START DATA SHOWN

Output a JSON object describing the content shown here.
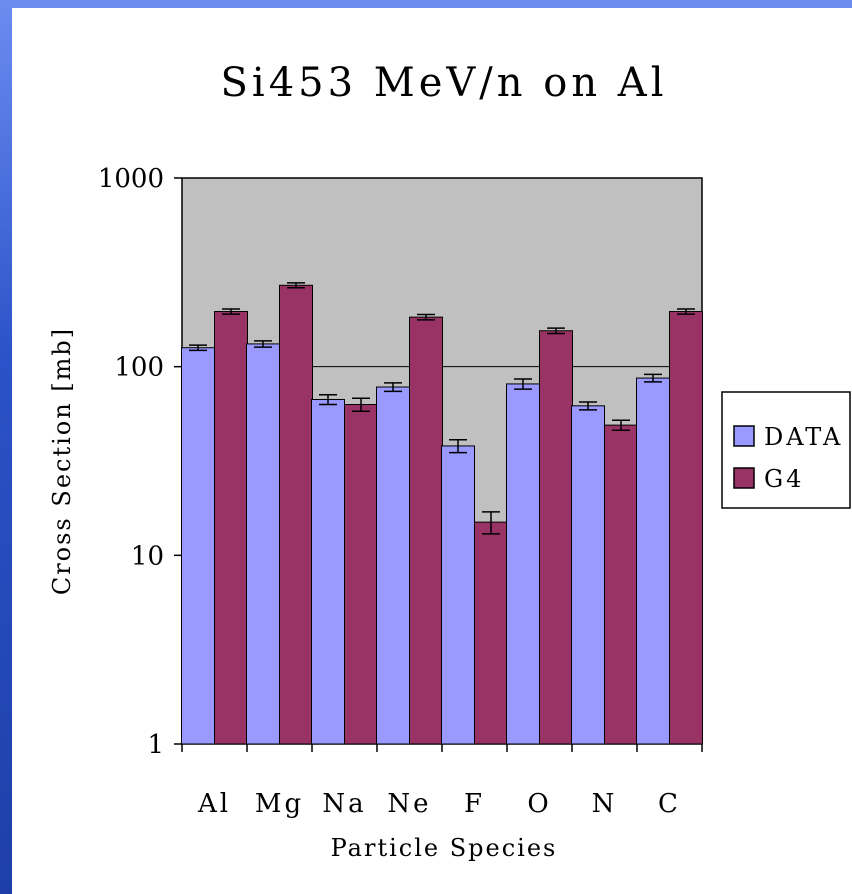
{
  "chart_data": {
    "type": "bar",
    "title": "Si453 MeV/n on Al",
    "xlabel": "Particle Species",
    "ylabel": "Cross Section [mb]",
    "yscale": "log",
    "ylim": [
      1,
      1000
    ],
    "yticks": [
      "1000",
      "100",
      "10",
      "1"
    ],
    "ytick_values": [
      1000,
      100,
      10,
      1
    ],
    "categories": [
      "Al",
      "Mg",
      "Na",
      "Ne",
      "F",
      "O",
      "N",
      "C"
    ],
    "grid": true,
    "legend_position": "right",
    "series": [
      {
        "name": "DATA",
        "color": "#9999ff",
        "values": [
          126,
          132,
          67,
          78,
          38,
          81,
          62,
          87
        ],
        "errors": [
          4,
          5,
          4,
          4,
          3,
          5,
          3,
          4
        ]
      },
      {
        "name": "G4",
        "color": "#993366",
        "values": [
          196,
          270,
          63,
          183,
          15,
          155,
          49,
          196
        ],
        "errors": [
          6,
          8,
          5,
          6,
          2,
          5,
          3,
          6
        ]
      }
    ]
  }
}
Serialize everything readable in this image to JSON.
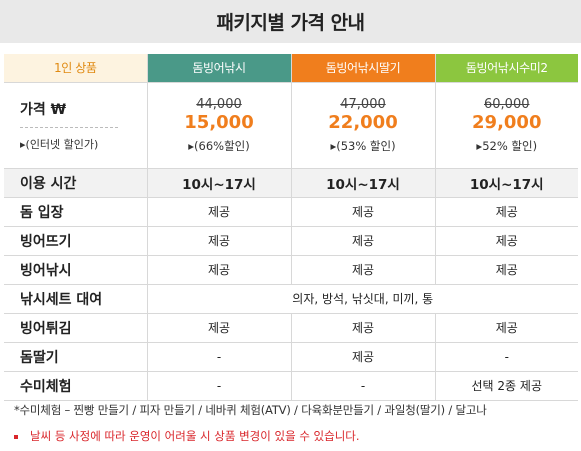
{
  "title": "패키지별 가격 안내",
  "columns": [
    "1인 상품",
    "돔빙어낚시",
    "돔빙어낚시딸기",
    "돔빙어낚시수미2"
  ],
  "price": {
    "label": "가격 ₩",
    "sublabel": "▸(인터넷 할인가)",
    "packages": [
      {
        "original": "44,000",
        "sale": "15,000",
        "discount": "▸(66%할인)"
      },
      {
        "original": "47,000",
        "sale": "22,000",
        "discount": "▸(53% 할인)"
      },
      {
        "original": "60,000",
        "sale": "29,000",
        "discount": "▸52% 할인)"
      }
    ]
  },
  "rows": [
    {
      "label": "이용 시간",
      "shade": true,
      "time": true,
      "cells": [
        "10시~17시",
        "10시~17시",
        "10시~17시"
      ]
    },
    {
      "label": "돔 입장",
      "cells": [
        "제공",
        "제공",
        "제공"
      ]
    },
    {
      "label": "빙어뜨기",
      "cells": [
        "제공",
        "제공",
        "제공"
      ]
    },
    {
      "label": "빙어낚시",
      "cells": [
        "제공",
        "제공",
        "제공"
      ]
    },
    {
      "label": "낚시세트 대여",
      "span": "의자, 방석, 낚싯대, 미끼, 통"
    },
    {
      "label": "빙어튀김",
      "cells": [
        "제공",
        "제공",
        "제공"
      ]
    },
    {
      "label": "돔딸기",
      "cells": [
        "-",
        "제공",
        "-"
      ]
    },
    {
      "label": "수미체험",
      "cells": [
        "-",
        "-",
        "선택 2종 제공"
      ]
    }
  ],
  "footnote": "*수미체험 – 찐빵 만들기 / 피자 만들기 / 네바퀴 체험(ATV) / 다육화분만들기 / 과일청(딸기) / 달고나",
  "notice": "날씨 등 사정에 따라 운영이 어려울 시 상품 변경이 있을 수 있습니다."
}
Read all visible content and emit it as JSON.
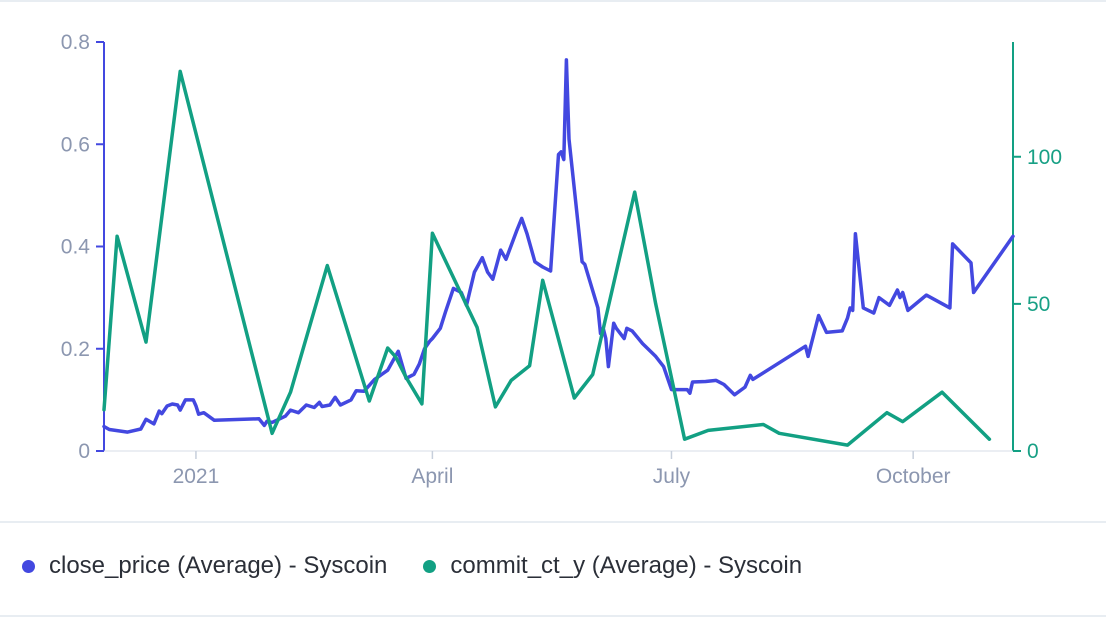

END DATA SHOWN

#### [PROBLEM]
Among the entries above, how many lines include the word "JSON"? Reply with the number only.

#### [SOLUTION]
3